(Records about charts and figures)
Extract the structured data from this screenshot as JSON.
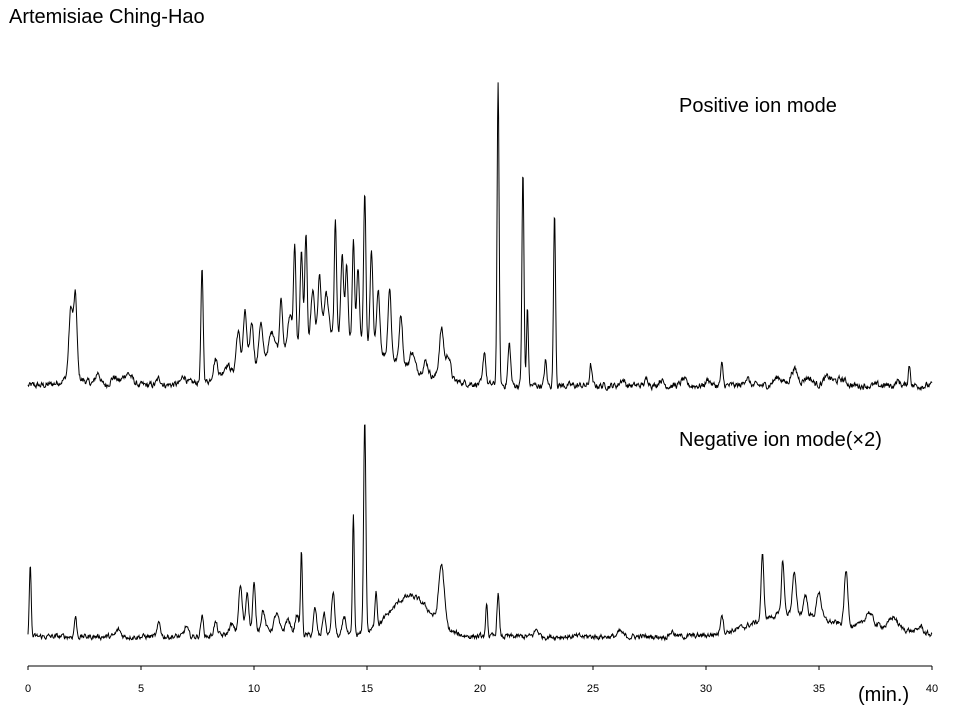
{
  "chart_data": {
    "type": "line",
    "title": "Artemisiae Ching-Hao",
    "xlabel": "(min.)",
    "ylabel": "",
    "xlim": [
      0,
      40
    ],
    "xticks": [
      0,
      5,
      10,
      15,
      20,
      25,
      30,
      35,
      40
    ],
    "grid": false,
    "legend": "none",
    "line_color": "#000000",
    "series": [
      {
        "name": "Positive ion mode",
        "baseline": 4,
        "noise": 1.6,
        "peaks": [
          [
            1.9,
            17,
            0.09
          ],
          [
            2.1,
            19,
            0.07
          ],
          [
            3.1,
            3,
            0.1
          ],
          [
            3.8,
            2,
            0.15
          ],
          [
            4.4,
            3,
            0.2
          ],
          [
            5.8,
            1.5,
            0.1
          ],
          [
            6.9,
            2,
            0.1
          ],
          [
            7.7,
            27,
            0.05
          ],
          [
            8.3,
            5,
            0.1
          ],
          [
            8.8,
            3,
            0.15
          ],
          [
            9.3,
            10,
            0.09
          ],
          [
            9.6,
            14,
            0.08
          ],
          [
            9.9,
            11,
            0.08
          ],
          [
            10.3,
            10,
            0.08
          ],
          [
            10.8,
            6,
            0.15
          ],
          [
            11.2,
            14,
            0.06
          ],
          [
            11.6,
            8,
            0.1
          ],
          [
            11.8,
            24,
            0.05
          ],
          [
            12.1,
            22,
            0.06
          ],
          [
            12.3,
            26,
            0.05
          ],
          [
            12.6,
            12,
            0.08
          ],
          [
            12.9,
            15,
            0.07
          ],
          [
            13.2,
            10,
            0.1
          ],
          [
            13.6,
            28,
            0.05
          ],
          [
            13.9,
            20,
            0.06
          ],
          [
            14.1,
            18,
            0.06
          ],
          [
            14.4,
            24,
            0.05
          ],
          [
            14.6,
            18,
            0.06
          ],
          [
            14.9,
            38,
            0.05
          ],
          [
            15.2,
            24,
            0.06
          ],
          [
            15.5,
            14,
            0.07
          ],
          [
            16.0,
            17,
            0.07
          ],
          [
            16.5,
            12,
            0.07
          ],
          [
            17.0,
            4,
            0.1
          ],
          [
            17.6,
            3,
            0.1
          ],
          [
            18.3,
            12,
            0.1
          ],
          [
            18.6,
            6,
            0.1
          ],
          [
            20.2,
            8,
            0.06
          ],
          [
            20.8,
            73,
            0.045
          ],
          [
            21.3,
            10,
            0.06
          ],
          [
            21.9,
            52,
            0.045
          ],
          [
            22.1,
            19,
            0.04
          ],
          [
            22.9,
            6,
            0.05
          ],
          [
            23.3,
            42,
            0.045
          ],
          [
            24.9,
            5,
            0.05
          ],
          [
            26.3,
            1.5,
            0.1
          ],
          [
            27.4,
            1.5,
            0.1
          ],
          [
            28.0,
            1.5,
            0.1
          ],
          [
            29.0,
            1.5,
            0.1
          ],
          [
            30.1,
            1.5,
            0.1
          ],
          [
            30.7,
            5,
            0.05
          ],
          [
            31.8,
            2,
            0.1
          ],
          [
            33.2,
            2,
            0.2
          ],
          [
            33.9,
            4,
            0.15
          ],
          [
            34.5,
            2,
            0.2
          ],
          [
            35.4,
            2,
            0.2
          ],
          [
            36.0,
            1.5,
            0.2
          ],
          [
            38.5,
            1,
            0.1
          ],
          [
            39.0,
            5,
            0.05
          ]
        ],
        "humps": [
          [
            13.4,
            12,
            2.5
          ],
          [
            2.0,
            2,
            0.5
          ]
        ]
      },
      {
        "name": "Negative ion mode(×2)",
        "baseline": 4,
        "noise": 1.6,
        "peaks": [
          [
            0.1,
            22,
            0.04
          ],
          [
            2.1,
            6,
            0.05
          ],
          [
            4.0,
            2,
            0.1
          ],
          [
            5.8,
            4,
            0.07
          ],
          [
            7.0,
            3,
            0.08
          ],
          [
            7.7,
            6,
            0.06
          ],
          [
            8.3,
            4,
            0.08
          ],
          [
            9.0,
            3,
            0.1
          ],
          [
            9.4,
            14,
            0.08
          ],
          [
            9.7,
            12,
            0.07
          ],
          [
            10.0,
            14,
            0.06
          ],
          [
            10.4,
            6,
            0.08
          ],
          [
            11.0,
            5,
            0.1
          ],
          [
            11.5,
            4,
            0.1
          ],
          [
            11.9,
            6,
            0.08
          ],
          [
            12.1,
            25,
            0.04
          ],
          [
            12.7,
            8,
            0.07
          ],
          [
            13.1,
            7,
            0.07
          ],
          [
            13.5,
            13,
            0.07
          ],
          [
            14.0,
            6,
            0.08
          ],
          [
            14.4,
            36,
            0.04
          ],
          [
            14.9,
            64,
            0.05
          ],
          [
            15.4,
            11,
            0.05
          ],
          [
            18.3,
            18,
            0.12
          ],
          [
            20.3,
            10,
            0.04
          ],
          [
            20.8,
            13,
            0.05
          ],
          [
            22.5,
            2,
            0.1
          ],
          [
            26.2,
            1.5,
            0.1
          ],
          [
            28.5,
            1.5,
            0.1
          ],
          [
            30.7,
            6,
            0.06
          ],
          [
            32.5,
            19,
            0.06
          ],
          [
            33.4,
            16,
            0.06
          ],
          [
            33.9,
            12,
            0.08
          ],
          [
            34.4,
            6,
            0.08
          ],
          [
            35.0,
            8,
            0.1
          ],
          [
            36.2,
            16,
            0.08
          ],
          [
            37.2,
            4,
            0.15
          ],
          [
            38.3,
            3,
            0.15
          ],
          [
            39.5,
            2,
            0.1
          ]
        ],
        "humps": [
          [
            16.9,
            12,
            0.9
          ],
          [
            10.5,
            2,
            1.0
          ],
          [
            33.8,
            7,
            1.6
          ],
          [
            37.8,
            3,
            1.2
          ]
        ]
      }
    ]
  }
}
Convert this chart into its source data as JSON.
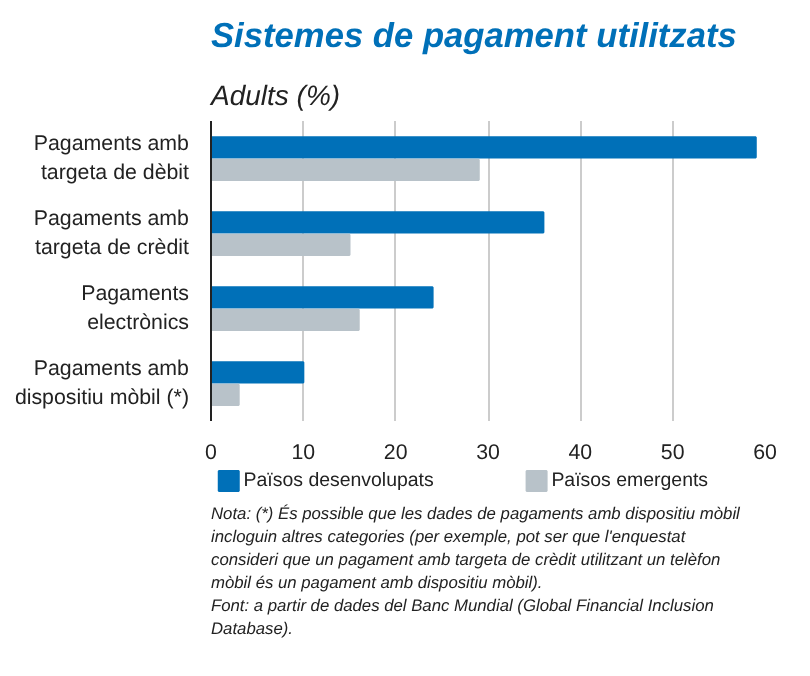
{
  "chart_data": {
    "type": "bar",
    "orientation": "horizontal",
    "title": "Sistemes de pagament utilitzats",
    "subtitle": "Adults (%)",
    "categories": [
      "Pagaments amb targeta de dèbit",
      "Pagaments amb targeta de crèdit",
      "Pagaments electrònics",
      "Pagaments amb dispositiu mòbil (*)"
    ],
    "series": [
      {
        "name": "Països desenvolupats",
        "color": "#0070b8",
        "values": [
          59,
          36,
          24,
          10
        ]
      },
      {
        "name": "Països emergents",
        "color": "#b8c2c9",
        "values": [
          29,
          15,
          16,
          3
        ]
      }
    ],
    "xlim": [
      0,
      60
    ],
    "xticks": [
      0,
      10,
      20,
      30,
      40,
      50,
      60
    ],
    "grid": "x",
    "legend": "bottom",
    "annotations": [
      "Nota: (*) És possible que les dades de pagaments amb dispositiu mòbil incloguin altres categories (per exemple, pot ser que l'enquestat consideri que un pagament amb targeta de crèdit utilitzant un telèfon mòbil és un pagament amb dispositiu mòbil).",
      "Font: a partir de dades del Banc Mundial (Global Financial Inclusion Database)."
    ]
  }
}
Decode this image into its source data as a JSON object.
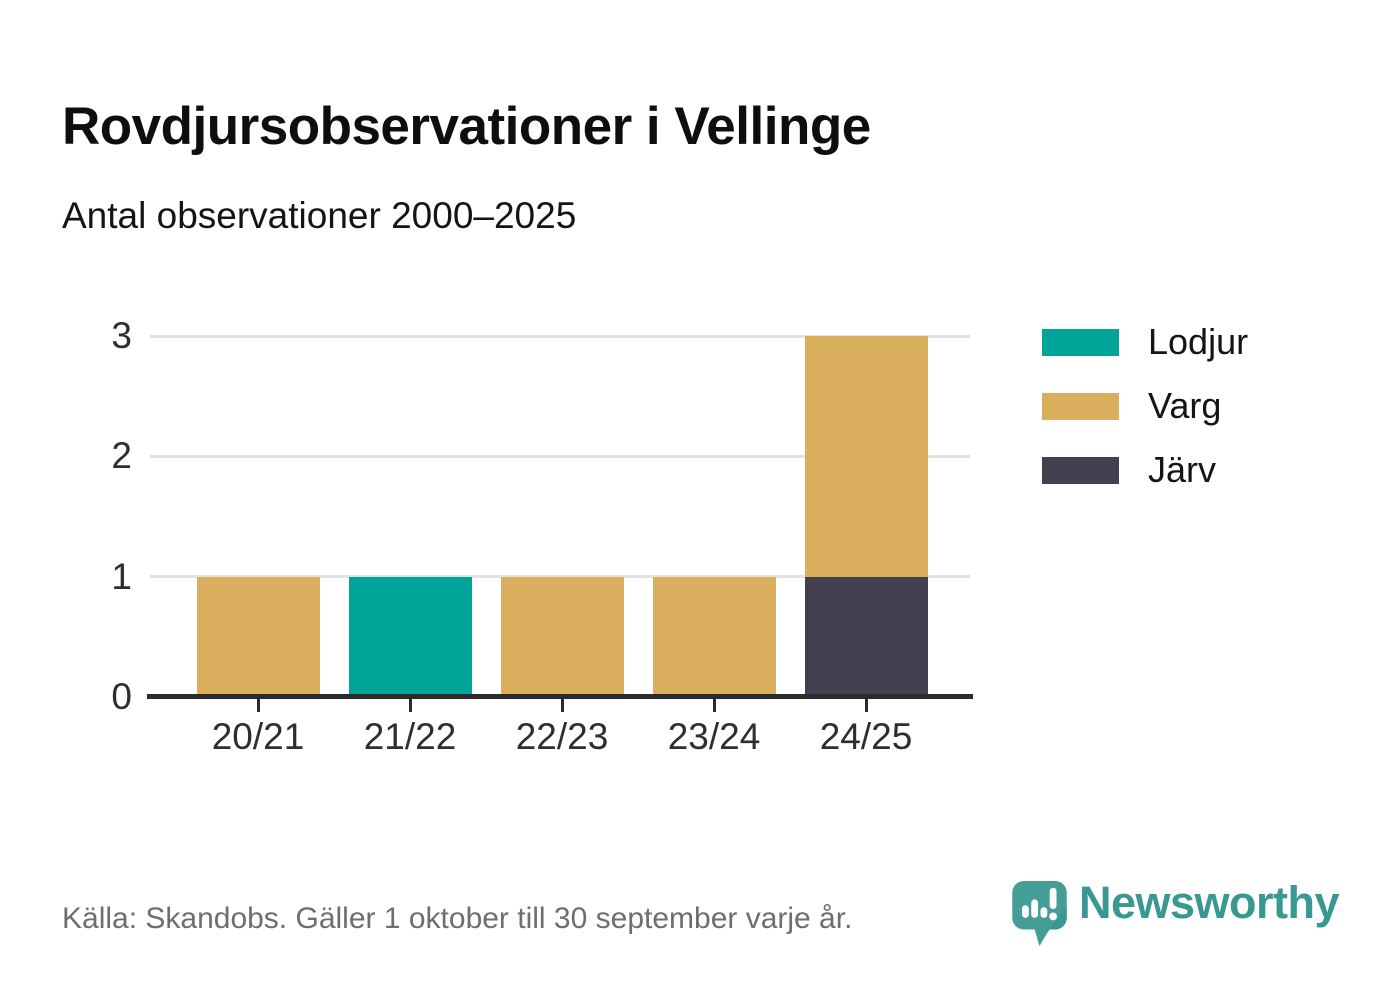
{
  "header": {
    "title": "Rovdjursobservationer i Vellinge",
    "subtitle": "Antal observationer 2000–2025"
  },
  "chart_data": {
    "type": "bar",
    "stacked": true,
    "title": "Rovdjursobservationer i Vellinge",
    "subtitle": "Antal observationer 2000–2025",
    "categories": [
      "20/21",
      "21/22",
      "22/23",
      "23/24",
      "24/25"
    ],
    "series": [
      {
        "name": "Lodjur",
        "color": "#00A499",
        "values": [
          0,
          1,
          0,
          0,
          0
        ]
      },
      {
        "name": "Varg",
        "color": "#D9AE5C",
        "values": [
          1,
          0,
          1,
          1,
          2
        ]
      },
      {
        "name": "Järv",
        "color": "#42404E",
        "values": [
          0,
          0,
          0,
          0,
          1
        ]
      }
    ],
    "totals": [
      1,
      1,
      1,
      1,
      3
    ],
    "xlabel": "",
    "ylabel": "",
    "ylim": [
      0,
      3
    ],
    "yticks": [
      0,
      1,
      2,
      3
    ],
    "grid": true,
    "grid_color": "#E2E2E2",
    "axis_color": "#2B2B2B",
    "tick_label_color": "#2e2e2e",
    "legend_position": "right"
  },
  "footer": {
    "source_text": "Källa: Skandobs. Gäller 1 oktober till 30 september varje år.",
    "brand_name": "Newsworthy",
    "brand_color": "#3A9892",
    "logo_color": "#459D97"
  }
}
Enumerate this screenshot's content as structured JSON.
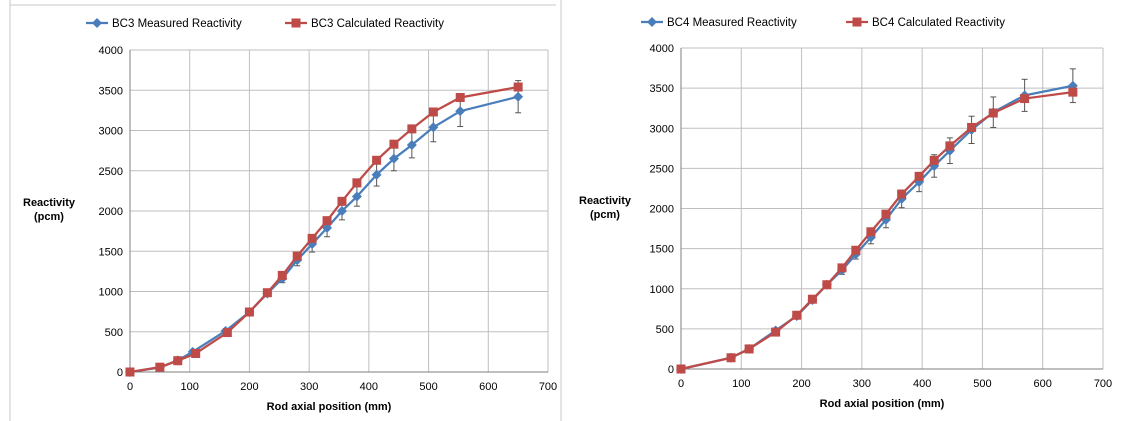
{
  "chart_data": [
    {
      "type": "line",
      "title": "",
      "xlabel": "Rod axial position (mm)",
      "ylabel": "Reactivity (pcm)",
      "ylabel_lines": [
        "Reactivity",
        "(pcm)"
      ],
      "xlim": [
        0,
        700
      ],
      "ylim": [
        0,
        4000
      ],
      "xticks": [
        0,
        100,
        200,
        300,
        400,
        500,
        600,
        700
      ],
      "yticks": [
        0,
        500,
        1000,
        1500,
        2000,
        2500,
        3000,
        3500,
        4000
      ],
      "grid": true,
      "legend_position": "top",
      "series": [
        {
          "name": "BC3 Measured Reactivity",
          "color": "#4a7ebb",
          "marker": "diamond",
          "x": [
            0,
            50,
            80,
            105,
            160,
            200,
            230,
            255,
            280,
            305,
            330,
            355,
            380,
            413,
            442,
            472,
            508,
            553,
            650
          ],
          "y": [
            0,
            55,
            145,
            250,
            510,
            745,
            975,
            1160,
            1390,
            1590,
            1790,
            2000,
            2180,
            2450,
            2650,
            2820,
            3040,
            3240,
            3420
          ],
          "error": [
            0,
            0,
            0,
            0,
            0,
            0,
            30,
            50,
            70,
            100,
            110,
            110,
            120,
            140,
            150,
            160,
            180,
            190,
            200
          ]
        },
        {
          "name": "BC3 Calculated Reactivity",
          "color": "#be4b48",
          "marker": "square",
          "x": [
            0,
            50,
            80,
            110,
            163,
            200,
            230,
            255,
            280,
            305,
            330,
            355,
            380,
            413,
            442,
            472,
            508,
            553,
            650
          ],
          "y": [
            0,
            60,
            140,
            230,
            490,
            745,
            985,
            1200,
            1440,
            1660,
            1880,
            2120,
            2350,
            2630,
            2830,
            3020,
            3230,
            3410,
            3540
          ],
          "error": []
        }
      ]
    },
    {
      "type": "line",
      "title": "",
      "xlabel": "Rod axial position (mm)",
      "ylabel": "Reactivity (pcm)",
      "ylabel_lines": [
        "Reactivity",
        "(pcm)"
      ],
      "xlim": [
        0,
        700
      ],
      "ylim": [
        0,
        4000
      ],
      "xticks": [
        0,
        100,
        200,
        300,
        400,
        500,
        600,
        700
      ],
      "yticks": [
        0,
        500,
        1000,
        1500,
        2000,
        2500,
        3000,
        3500,
        4000
      ],
      "grid": true,
      "legend_position": "top",
      "series": [
        {
          "name": "BC4 Measured Reactivity",
          "color": "#4a7ebb",
          "marker": "diamond",
          "x": [
            0,
            83,
            113,
            157,
            192,
            218,
            242,
            267,
            290,
            315,
            340,
            366,
            395,
            420,
            446,
            482,
            518,
            570,
            650
          ],
          "y": [
            0,
            140,
            250,
            480,
            660,
            860,
            1050,
            1230,
            1430,
            1640,
            1860,
            2120,
            2330,
            2530,
            2720,
            2980,
            3200,
            3410,
            3530
          ],
          "error": [
            0,
            0,
            0,
            0,
            0,
            30,
            40,
            50,
            60,
            80,
            100,
            110,
            120,
            140,
            160,
            170,
            190,
            200,
            210
          ]
        },
        {
          "name": "BC4 Calculated Reactivity",
          "color": "#be4b48",
          "marker": "square",
          "x": [
            0,
            83,
            113,
            157,
            192,
            218,
            242,
            267,
            290,
            315,
            340,
            366,
            395,
            420,
            446,
            482,
            518,
            570,
            650
          ],
          "y": [
            0,
            140,
            250,
            460,
            670,
            870,
            1050,
            1260,
            1480,
            1710,
            1930,
            2180,
            2400,
            2600,
            2780,
            3010,
            3190,
            3370,
            3450
          ],
          "error": []
        }
      ]
    }
  ]
}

TASK STATEMENT:
From the listing, copy each line containing the word "xlabel".

ANSWER TO THIS TASK:
    "xlabel": "(min.)",
    "xlabel": "",
      "xlabel": "Rod axial position (mm)",
      "xlabel": "Rod axial position (mm)",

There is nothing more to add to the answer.